Fragmento de página =

══════

Más allá de estas cuatro paredes
por Luis Fernando GalvánEl cine es un espejo versátil para reflejar los miedos más profundos y esenciales del ser humano. Desde la acrofobia de Fall, dirigida por Scott Man, hasta la peculiar aerofobia de la franquicia Destino final, concebida por Jeffrey Reddick, pasando por el pánico exacerbado hacia el reino animal en casos emblemáticos como el de Aracnofobia de Frank Marshall, las múltiples expresiones del terror han encontrado en las fobias humanas un terreno fértil para explorar los límites de la vulnerabilidad y la resistencia. Este vínculo entre el cine y las fobias no solo permite construir narrativas cautivadoras, sino que también abre un espacio para que el público reflexione sobre sus propios temores y cómo estos moldean su percepción del mundo.

══════

Filas del conjunto de datos:
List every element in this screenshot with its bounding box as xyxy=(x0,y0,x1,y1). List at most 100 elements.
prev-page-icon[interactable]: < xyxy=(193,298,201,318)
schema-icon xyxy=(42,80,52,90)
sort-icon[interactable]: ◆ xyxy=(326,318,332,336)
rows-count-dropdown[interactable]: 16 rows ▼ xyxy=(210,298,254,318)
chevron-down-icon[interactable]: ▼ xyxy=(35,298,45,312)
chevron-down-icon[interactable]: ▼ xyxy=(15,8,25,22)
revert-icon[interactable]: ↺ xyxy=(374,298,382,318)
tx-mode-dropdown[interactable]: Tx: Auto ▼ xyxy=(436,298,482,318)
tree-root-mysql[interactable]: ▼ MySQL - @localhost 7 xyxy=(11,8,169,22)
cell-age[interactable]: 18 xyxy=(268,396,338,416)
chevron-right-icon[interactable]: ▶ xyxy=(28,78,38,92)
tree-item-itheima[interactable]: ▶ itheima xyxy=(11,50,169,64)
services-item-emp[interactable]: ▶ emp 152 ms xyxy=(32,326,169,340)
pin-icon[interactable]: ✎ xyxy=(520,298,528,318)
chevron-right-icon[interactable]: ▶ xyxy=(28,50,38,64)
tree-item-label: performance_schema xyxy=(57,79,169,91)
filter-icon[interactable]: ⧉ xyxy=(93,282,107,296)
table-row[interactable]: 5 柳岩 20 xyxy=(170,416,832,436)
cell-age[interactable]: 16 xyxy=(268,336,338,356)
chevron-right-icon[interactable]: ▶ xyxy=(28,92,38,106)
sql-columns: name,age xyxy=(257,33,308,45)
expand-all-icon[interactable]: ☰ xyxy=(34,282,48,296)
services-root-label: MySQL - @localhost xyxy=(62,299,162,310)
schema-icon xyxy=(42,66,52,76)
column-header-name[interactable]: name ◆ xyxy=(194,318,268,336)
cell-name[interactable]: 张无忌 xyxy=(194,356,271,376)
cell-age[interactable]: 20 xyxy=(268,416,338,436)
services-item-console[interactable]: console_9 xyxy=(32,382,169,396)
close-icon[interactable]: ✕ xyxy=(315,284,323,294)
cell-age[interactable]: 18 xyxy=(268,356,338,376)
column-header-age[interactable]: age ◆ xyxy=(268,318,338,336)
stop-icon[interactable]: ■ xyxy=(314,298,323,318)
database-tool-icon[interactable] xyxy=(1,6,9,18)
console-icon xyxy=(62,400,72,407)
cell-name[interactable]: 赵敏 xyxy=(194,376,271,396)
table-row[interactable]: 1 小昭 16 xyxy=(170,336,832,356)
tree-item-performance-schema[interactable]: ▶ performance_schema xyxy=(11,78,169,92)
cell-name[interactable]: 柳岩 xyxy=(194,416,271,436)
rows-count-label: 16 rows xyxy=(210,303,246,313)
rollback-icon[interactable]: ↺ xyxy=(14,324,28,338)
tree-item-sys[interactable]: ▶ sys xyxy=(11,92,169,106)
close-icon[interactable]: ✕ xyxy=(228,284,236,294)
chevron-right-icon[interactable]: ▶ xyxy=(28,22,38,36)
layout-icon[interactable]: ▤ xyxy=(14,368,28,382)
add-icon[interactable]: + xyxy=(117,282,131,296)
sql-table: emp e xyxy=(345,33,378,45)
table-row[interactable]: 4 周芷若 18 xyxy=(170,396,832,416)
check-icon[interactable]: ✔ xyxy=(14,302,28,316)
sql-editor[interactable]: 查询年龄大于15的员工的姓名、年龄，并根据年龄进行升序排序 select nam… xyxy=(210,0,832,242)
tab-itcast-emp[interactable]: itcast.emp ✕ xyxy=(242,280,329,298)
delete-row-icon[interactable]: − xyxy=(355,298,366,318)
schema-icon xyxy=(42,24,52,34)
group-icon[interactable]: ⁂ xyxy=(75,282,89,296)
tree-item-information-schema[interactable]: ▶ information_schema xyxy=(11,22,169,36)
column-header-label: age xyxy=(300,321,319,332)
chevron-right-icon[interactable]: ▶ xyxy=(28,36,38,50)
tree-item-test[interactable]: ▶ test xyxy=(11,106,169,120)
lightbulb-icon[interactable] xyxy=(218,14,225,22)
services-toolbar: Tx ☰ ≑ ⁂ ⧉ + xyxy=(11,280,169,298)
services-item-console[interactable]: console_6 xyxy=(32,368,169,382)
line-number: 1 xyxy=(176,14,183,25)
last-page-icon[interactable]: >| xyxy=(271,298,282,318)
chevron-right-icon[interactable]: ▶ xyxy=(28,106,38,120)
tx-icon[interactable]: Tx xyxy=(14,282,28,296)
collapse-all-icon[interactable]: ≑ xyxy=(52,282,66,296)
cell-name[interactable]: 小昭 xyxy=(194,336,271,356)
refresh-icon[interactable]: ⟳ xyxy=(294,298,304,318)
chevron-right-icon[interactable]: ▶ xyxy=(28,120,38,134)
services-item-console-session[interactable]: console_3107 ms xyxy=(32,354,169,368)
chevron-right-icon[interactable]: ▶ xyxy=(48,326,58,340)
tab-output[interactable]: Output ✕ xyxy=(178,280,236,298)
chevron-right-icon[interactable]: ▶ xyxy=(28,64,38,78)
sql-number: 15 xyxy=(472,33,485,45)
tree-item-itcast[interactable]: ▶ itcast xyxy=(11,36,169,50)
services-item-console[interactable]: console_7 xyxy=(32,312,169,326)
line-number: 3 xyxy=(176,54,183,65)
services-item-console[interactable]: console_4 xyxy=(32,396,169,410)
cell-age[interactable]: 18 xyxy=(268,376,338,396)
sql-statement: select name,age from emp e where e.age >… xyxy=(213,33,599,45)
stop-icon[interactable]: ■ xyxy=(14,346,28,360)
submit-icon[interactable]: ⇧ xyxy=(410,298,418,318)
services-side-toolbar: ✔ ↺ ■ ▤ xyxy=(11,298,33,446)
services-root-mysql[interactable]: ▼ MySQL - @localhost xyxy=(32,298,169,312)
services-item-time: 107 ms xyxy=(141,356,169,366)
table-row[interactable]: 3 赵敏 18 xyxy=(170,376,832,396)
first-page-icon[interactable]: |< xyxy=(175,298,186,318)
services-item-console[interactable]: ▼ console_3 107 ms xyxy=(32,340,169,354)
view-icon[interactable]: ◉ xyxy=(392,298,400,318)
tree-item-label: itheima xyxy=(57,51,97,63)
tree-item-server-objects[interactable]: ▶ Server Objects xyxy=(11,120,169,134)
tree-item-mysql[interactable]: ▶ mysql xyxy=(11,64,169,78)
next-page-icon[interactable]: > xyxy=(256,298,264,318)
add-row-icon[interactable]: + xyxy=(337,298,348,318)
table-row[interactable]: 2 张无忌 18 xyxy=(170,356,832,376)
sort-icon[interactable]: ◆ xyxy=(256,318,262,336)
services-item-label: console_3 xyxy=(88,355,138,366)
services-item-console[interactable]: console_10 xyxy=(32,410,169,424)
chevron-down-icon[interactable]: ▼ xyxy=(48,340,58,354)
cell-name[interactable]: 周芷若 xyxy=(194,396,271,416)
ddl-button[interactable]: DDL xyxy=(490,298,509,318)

══════

Tarea A = Extrae sin cambios del fragmento sobre el cine y las fobias el pasaje que va desde "Más allá de" hasta "percepción del mundo.".
Tarea B = Pon en una lista JSON de cadenas las líneas de las filas que van desde el comienzo de estas hasta la línea que contiene "tx-mode-dropdown[interactable]: Tx: Auto", ambas incluidas. Cada línea debe ser una cadena, y las líneas en blanco se omiten.
El fragmento sobre el cine y las fobias no guarda ninguna relación con las filas.

Solución A =
Más allá de estas cuatro paredes
por Luis Fernando GalvánEl cine es un espejo versátil para reflejar los miedos más profundos y esenciales del ser humano. Desde la acrofobia de Fall, dirigida por Scott Man, hasta la peculiar aerofobia de la franquicia Destino final, concebida por Jeffrey Reddick, pasando por el pánico exacerbado hacia el reino animal en casos emblemáticos como el de Aracnofobia de Frank Marshall, las múltiples expresiones del terror han encontrado en las fobias humanas un terreno fértil para explorar los límites de la vulnerabilidad y la resistencia. Este vínculo entre el cine y las fobias no solo permite construir narrativas cautivadoras, sino que también abre un espacio para que el público reflexione sobre sus propios temores y cómo estos moldean su percepción del mundo.

Solución B =
[
  "List every element in this screenshot with its bounding box as xyxy=(x0,y0,x1,y1). List at most 100 elements.",
  "prev-page-icon[interactable]: < xyxy=(193,298,201,318)",
  "schema-icon xyxy=(42,80,52,90)",
  "sort-icon[interactable]: ◆ xyxy=(326,318,332,336)",
  "rows-count-dropdown[interactable]: 16 rows ▼ xyxy=(210,298,254,318)",
  "chevron-down-icon[interactable]: ▼ xyxy=(35,298,45,312)",
  "chevron-down-icon[interactable]: ▼ xyxy=(15,8,25,22)",
  "revert-icon[interactable]: ↺ xyxy=(374,298,382,318)",
  "tx-mode-dropdown[interactable]: Tx: Auto ▼ xyxy=(436,298,482,318)"
]